Transcribe the full listing below exactly.

>> Begin DATA EXTRACT

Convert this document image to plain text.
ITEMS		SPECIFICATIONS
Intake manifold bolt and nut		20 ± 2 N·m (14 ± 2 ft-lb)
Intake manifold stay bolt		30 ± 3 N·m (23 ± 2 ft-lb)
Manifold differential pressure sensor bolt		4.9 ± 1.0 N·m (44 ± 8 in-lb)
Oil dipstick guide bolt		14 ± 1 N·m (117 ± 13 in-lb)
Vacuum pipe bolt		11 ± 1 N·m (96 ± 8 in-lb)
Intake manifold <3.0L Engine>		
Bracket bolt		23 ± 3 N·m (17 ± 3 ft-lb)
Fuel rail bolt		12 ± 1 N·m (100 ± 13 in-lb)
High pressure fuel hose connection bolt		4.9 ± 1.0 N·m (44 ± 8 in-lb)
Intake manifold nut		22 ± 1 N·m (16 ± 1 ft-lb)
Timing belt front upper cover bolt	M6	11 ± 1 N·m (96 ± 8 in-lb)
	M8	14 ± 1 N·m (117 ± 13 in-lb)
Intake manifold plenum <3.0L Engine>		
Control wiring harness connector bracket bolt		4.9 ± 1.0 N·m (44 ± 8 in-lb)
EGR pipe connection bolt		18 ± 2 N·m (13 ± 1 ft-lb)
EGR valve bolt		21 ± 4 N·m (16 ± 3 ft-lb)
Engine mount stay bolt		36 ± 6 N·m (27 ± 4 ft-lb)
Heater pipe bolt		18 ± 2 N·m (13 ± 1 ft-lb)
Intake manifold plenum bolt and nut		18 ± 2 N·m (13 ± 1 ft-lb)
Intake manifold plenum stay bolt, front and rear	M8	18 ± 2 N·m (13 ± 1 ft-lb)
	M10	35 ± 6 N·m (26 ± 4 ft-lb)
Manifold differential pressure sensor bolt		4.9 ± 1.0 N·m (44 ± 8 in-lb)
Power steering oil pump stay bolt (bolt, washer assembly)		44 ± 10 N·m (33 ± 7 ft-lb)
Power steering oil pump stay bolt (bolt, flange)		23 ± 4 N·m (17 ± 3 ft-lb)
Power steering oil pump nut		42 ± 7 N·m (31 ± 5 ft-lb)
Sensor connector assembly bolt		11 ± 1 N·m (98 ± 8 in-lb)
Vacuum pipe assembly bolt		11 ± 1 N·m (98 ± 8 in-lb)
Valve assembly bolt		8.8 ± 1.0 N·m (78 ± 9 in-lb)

>> End DATA EXTRACT

**EXERCISE ANSWER:**
Convert this document image to plain text.
ITEMS		SPECIFICATIONS
Intake manifold bolt and nut		20 ± 2 N·m (14 ± 2 ft-lb)
Intake manifold stay bolt		30 ± 3 N·m (23 ± 2 ft-lb)
Manifold differential pressure sensor bolt		4.9 ± 1.0 N·m (44 ± 8 in-lb)
Oil dipstick guide bolt		14 ± 1 N·m (117 ± 13 in-lb)
Vacuum pipe bolt		11 ± 1 N·m (96 ± 8 in-lb)
Intake manifold <3.0L Engine>		
Bracket bolt		23 ± 3 N·m (17 ± 3 ft-lb)
Fuel rail bolt		12 ± 1 N·m (100 ± 13 in-lb)
High pressure fuel hose connection bolt		4.9 ± 1.0 N·m (44 ± 8 in-lb)
Intake manifold nut		22 ± 1 N·m (16 ± 1 ft-lb)
Timing belt front upper cover bolt	M6	11 ± 1 N·m (96 ± 8 in-lb)
	M8	14 ± 1 N·m (117 ± 13 in-lb)
Intake manifold plenum <3.0L Engine>		
Control wiring harness connector bracket bolt		4.9 ± 1.0 N·m (44 ± 8 in-lb)
EGR pipe connection bolt		18 ± 2 N·m (13 ± 1 ft-lb)
EGR valve bolt		21 ± 4 N·m (16 ± 3 ft-lb)
Engine mount stay bolt		36 ± 6 N·m (27 ± 4 ft-lb)
Heater pipe bolt		18 ± 2 N·m (13 ± 1 ft-lb)
Intake manifold plenum bolt and nut		18 ± 2 N·m (13 ± 1 ft-lb)
Intake manifold plenum stay bolt, front and rear	M8	18 ± 2 N·m (13 ± 1 ft-lb)
	M10	35 ± 6 N·m (26 ± 4 ft-lb)
Manifold differential pressure sensor bolt		4.9 ± 1.0 N·m (44 ± 8 in-lb)
Power steering oil pump stay bolt (bolt, washer assembly)		44 ± 10 N·m (33 ± 7 ft-lb)
Power steering oil pump stay bolt (bolt, flange)		23 ± 4 N·m (17 ± 3 ft-lb)
Power steering oil pump nut		42 ± 7 N·m (31 ± 5 ft-lb)
Sensor connector assembly bolt		11 ± 1 N·m (98 ± 8 in-lb)
Vacuum pipe assembly bolt		11 ± 1 N·m (98 ± 8 in-lb)
Valve assembly bolt		8.8 ± 1.0 N·m (78 ± 9 in-lb)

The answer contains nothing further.